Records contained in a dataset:
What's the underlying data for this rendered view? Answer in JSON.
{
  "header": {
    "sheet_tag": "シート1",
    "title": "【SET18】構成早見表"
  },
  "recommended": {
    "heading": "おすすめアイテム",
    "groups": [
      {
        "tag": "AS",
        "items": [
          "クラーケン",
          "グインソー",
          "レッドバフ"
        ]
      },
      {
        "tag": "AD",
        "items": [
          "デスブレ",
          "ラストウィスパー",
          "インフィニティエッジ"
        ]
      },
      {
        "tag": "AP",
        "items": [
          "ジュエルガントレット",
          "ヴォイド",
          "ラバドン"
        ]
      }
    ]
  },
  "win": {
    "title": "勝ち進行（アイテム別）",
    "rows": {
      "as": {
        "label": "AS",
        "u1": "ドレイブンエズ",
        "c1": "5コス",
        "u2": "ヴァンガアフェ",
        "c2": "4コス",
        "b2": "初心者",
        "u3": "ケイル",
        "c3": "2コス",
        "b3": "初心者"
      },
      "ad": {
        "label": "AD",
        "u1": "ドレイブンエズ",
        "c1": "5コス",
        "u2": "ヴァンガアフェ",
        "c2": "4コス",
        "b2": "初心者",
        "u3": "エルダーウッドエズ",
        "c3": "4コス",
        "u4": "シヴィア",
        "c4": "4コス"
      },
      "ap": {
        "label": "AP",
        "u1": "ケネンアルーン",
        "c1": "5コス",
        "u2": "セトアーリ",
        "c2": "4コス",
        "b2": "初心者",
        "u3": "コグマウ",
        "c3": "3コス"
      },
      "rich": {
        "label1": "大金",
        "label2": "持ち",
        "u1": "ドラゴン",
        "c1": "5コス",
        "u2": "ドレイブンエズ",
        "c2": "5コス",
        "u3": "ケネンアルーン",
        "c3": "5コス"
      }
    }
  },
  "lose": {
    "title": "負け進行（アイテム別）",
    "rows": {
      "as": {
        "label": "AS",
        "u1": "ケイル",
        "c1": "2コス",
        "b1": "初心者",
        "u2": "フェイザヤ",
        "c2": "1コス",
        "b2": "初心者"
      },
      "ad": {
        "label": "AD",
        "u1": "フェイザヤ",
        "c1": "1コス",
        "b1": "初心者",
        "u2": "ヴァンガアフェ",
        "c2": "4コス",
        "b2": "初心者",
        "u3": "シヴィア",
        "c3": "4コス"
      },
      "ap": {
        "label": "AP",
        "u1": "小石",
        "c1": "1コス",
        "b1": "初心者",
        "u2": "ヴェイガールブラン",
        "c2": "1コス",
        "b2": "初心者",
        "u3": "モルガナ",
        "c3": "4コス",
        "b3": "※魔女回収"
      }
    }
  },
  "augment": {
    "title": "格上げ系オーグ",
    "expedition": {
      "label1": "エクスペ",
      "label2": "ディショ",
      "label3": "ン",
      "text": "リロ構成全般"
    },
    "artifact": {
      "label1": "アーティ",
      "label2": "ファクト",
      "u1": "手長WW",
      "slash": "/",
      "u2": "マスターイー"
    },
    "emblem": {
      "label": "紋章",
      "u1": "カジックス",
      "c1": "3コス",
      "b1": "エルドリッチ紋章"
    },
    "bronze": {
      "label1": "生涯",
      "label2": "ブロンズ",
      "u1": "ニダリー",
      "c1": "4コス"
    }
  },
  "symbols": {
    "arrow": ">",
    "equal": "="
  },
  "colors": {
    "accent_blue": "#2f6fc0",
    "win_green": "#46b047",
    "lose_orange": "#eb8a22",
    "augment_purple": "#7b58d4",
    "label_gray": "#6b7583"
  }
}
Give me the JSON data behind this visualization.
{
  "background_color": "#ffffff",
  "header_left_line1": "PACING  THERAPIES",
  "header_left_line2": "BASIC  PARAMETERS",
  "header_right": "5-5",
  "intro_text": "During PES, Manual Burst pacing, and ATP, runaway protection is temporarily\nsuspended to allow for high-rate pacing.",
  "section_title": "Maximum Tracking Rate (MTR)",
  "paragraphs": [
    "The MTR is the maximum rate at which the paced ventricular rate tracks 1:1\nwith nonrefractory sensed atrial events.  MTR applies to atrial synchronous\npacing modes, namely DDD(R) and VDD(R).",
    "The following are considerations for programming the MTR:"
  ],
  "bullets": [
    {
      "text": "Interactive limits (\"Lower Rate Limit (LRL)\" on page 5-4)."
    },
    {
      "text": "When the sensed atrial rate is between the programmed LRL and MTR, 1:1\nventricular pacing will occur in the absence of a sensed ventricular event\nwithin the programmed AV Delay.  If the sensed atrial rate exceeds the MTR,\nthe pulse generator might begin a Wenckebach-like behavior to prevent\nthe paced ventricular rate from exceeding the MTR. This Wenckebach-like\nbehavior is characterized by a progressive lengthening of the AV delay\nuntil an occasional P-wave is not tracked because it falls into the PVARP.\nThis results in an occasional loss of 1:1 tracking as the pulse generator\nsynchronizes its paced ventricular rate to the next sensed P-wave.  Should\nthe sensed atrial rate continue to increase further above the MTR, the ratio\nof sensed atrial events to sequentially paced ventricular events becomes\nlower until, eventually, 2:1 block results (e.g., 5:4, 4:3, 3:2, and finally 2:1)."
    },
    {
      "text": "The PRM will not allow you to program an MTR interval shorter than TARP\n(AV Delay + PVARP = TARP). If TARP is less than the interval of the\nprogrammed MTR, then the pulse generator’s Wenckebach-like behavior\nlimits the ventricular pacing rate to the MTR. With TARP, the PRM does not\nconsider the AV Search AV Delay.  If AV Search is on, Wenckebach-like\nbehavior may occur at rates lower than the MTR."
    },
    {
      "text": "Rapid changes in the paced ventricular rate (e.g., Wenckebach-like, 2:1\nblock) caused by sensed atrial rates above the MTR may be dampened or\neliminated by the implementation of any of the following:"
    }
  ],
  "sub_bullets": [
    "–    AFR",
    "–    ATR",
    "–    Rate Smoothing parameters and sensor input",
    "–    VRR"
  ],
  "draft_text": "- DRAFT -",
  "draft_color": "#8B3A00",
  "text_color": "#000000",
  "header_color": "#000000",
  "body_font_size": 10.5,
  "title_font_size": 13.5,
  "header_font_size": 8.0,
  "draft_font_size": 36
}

◆ **What is required**
Print the material verbatim, all of it.

◆ **Solution to this exercise**
What's the underlying data for this rendered view? Answer in JSON.
{
  "header": {
    "sheet_tag": "シート1",
    "title": "【SET18】構成早見表"
  },
  "recommended": {
    "heading": "おすすめアイテム",
    "groups": [
      {
        "tag": "AS",
        "items": [
          "クラーケン",
          "グインソー",
          "レッドバフ"
        ]
      },
      {
        "tag": "AD",
        "items": [
          "デスブレ",
          "ラストウィスパー",
          "インフィニティエッジ"
        ]
      },
      {
        "tag": "AP",
        "items": [
          "ジュエルガントレット",
          "ヴォイド",
          "ラバドン"
        ]
      }
    ]
  },
  "win": {
    "title": "勝ち進行（アイテム別）",
    "rows": {
      "as": {
        "label": "AS",
        "u1": "ドレイブンエズ",
        "c1": "5コス",
        "u2": "ヴァンガアフェ",
        "c2": "4コス",
        "b2": "初心者",
        "u3": "ケイル",
        "c3": "2コス",
        "b3": "初心者"
      },
      "ad": {
        "label": "AD",
        "u1": "ドレイブンエズ",
        "c1": "5コス",
        "u2": "ヴァンガアフェ",
        "c2": "4コス",
        "b2": "初心者",
        "u3": "エルダーウッドエズ",
        "c3": "4コス",
        "u4": "シヴィア",
        "c4": "4コス"
      },
      "ap": {
        "label": "AP",
        "u1": "ケネンアルーン",
        "c1": "5コス",
        "u2": "セトアーリ",
        "c2": "4コス",
        "b2": "初心者",
        "u3": "コグマウ",
        "c3": "3コス"
      },
      "rich": {
        "label1": "大金",
        "label2": "持ち",
        "u1": "ドラゴン",
        "c1": "5コス",
        "u2": "ドレイブンエズ",
        "c2": "5コス",
        "u3": "ケネンアルーン",
        "c3": "5コス"
      }
    }
  },
  "lose": {
    "title": "負け進行（アイテム別）",
    "rows": {
      "as": {
        "label": "AS",
        "u1": "ケイル",
        "c1": "2コス",
        "b1": "初心者",
        "u2": "フェイザヤ",
        "c2": "1コス",
        "b2": "初心者"
      },
      "ad": {
        "label": "AD",
        "u1": "フェイザヤ",
        "c1": "1コス",
        "b1": "初心者",
        "u2": "ヴァンガアフェ",
        "c2": "4コス",
        "b2": "初心者",
        "u3": "シヴィア",
        "c3": "4コス"
      },
      "ap": {
        "label": "AP",
        "u1": "小石",
        "c1": "1コス",
        "b1": "初心者",
        "u2": "ヴェイガールブラン",
        "c2": "1コス",
        "b2": "初心者",
        "u3": "モルガナ",
        "c3": "4コス",
        "b3": "※魔女回収"
      }
    }
  },
  "augment": {
    "title": "格上げ系オーグ",
    "expedition": {
      "label1": "エクスペ",
      "label2": "ディショ",
      "label3": "ン",
      "text": "リロ構成全般"
    },
    "artifact": {
      "label1": "アーティ",
      "label2": "ファクト",
      "u1": "手長WW",
      "slash": "/",
      "u2": "マスターイー"
    },
    "emblem": {
      "label": "紋章",
      "u1": "カジックス",
      "c1": "3コス",
      "b1": "エルドリッチ紋章"
    },
    "bronze": {
      "label1": "生涯",
      "label2": "ブロンズ",
      "u1": "ニダリー",
      "c1": "4コス"
    }
  },
  "symbols": {
    "arrow": ">",
    "equal": "="
  },
  "colors": {
    "accent_blue": "#2f6fc0",
    "win_green": "#46b047",
    "lose_orange": "#eb8a22",
    "augment_purple": "#7b58d4",
    "label_gray": "#6b7583"
  }
}
Give me the JSON data behind this visualization.
{
  "background_color": "#ffffff",
  "header_left_line1": "PACING  THERAPIES",
  "header_left_line2": "BASIC  PARAMETERS",
  "header_right": "5-5",
  "intro_text": "During PES, Manual Burst pacing, and ATP, runaway protection is temporarily\nsuspended to allow for high-rate pacing.",
  "section_title": "Maximum Tracking Rate (MTR)",
  "paragraphs": [
    "The MTR is the maximum rate at which the paced ventricular rate tracks 1:1\nwith nonrefractory sensed atrial events.  MTR applies to atrial synchronous\npacing modes, namely DDD(R) and VDD(R).",
    "The following are considerations for programming the MTR:"
  ],
  "bullets": [
    {
      "text": "Interactive limits (\"Lower Rate Limit (LRL)\" on page 5-4)."
    },
    {
      "text": "When the sensed atrial rate is between the programmed LRL and MTR, 1:1\nventricular pacing will occur in the absence of a sensed ventricular event\nwithin the programmed AV Delay.  If the sensed atrial rate exceeds the MTR,\nthe pulse generator might begin a Wenckebach-like behavior to prevent\nthe paced ventricular rate from exceeding the MTR. This Wenckebach-like\nbehavior is characterized by a progressive lengthening of the AV delay\nuntil an occasional P-wave is not tracked because it falls into the PVARP.\nThis results in an occasional loss of 1:1 tracking as the pulse generator\nsynchronizes its paced ventricular rate to the next sensed P-wave.  Should\nthe sensed atrial rate continue to increase further above the MTR, the ratio\nof sensed atrial events to sequentially paced ventricular events becomes\nlower until, eventually, 2:1 block results (e.g., 5:4, 4:3, 3:2, and finally 2:1)."
    },
    {
      "text": "The PRM will not allow you to program an MTR interval shorter than TARP\n(AV Delay + PVARP = TARP). If TARP is less than the interval of the\nprogrammed MTR, then the pulse generator’s Wenckebach-like behavior\nlimits the ventricular pacing rate to the MTR. With TARP, the PRM does not\nconsider the AV Search AV Delay.  If AV Search is on, Wenckebach-like\nbehavior may occur at rates lower than the MTR."
    },
    {
      "text": "Rapid changes in the paced ventricular rate (e.g., Wenckebach-like, 2:1\nblock) caused by sensed atrial rates above the MTR may be dampened or\neliminated by the implementation of any of the following:"
    }
  ],
  "sub_bullets": [
    "–    AFR",
    "–    ATR",
    "–    Rate Smoothing parameters and sensor input",
    "–    VRR"
  ],
  "draft_text": "- DRAFT -",
  "draft_color": "#8B3A00",
  "text_color": "#000000",
  "header_color": "#000000",
  "body_font_size": 10.5,
  "title_font_size": 13.5,
  "header_font_size": 8.0,
  "draft_font_size": 36
}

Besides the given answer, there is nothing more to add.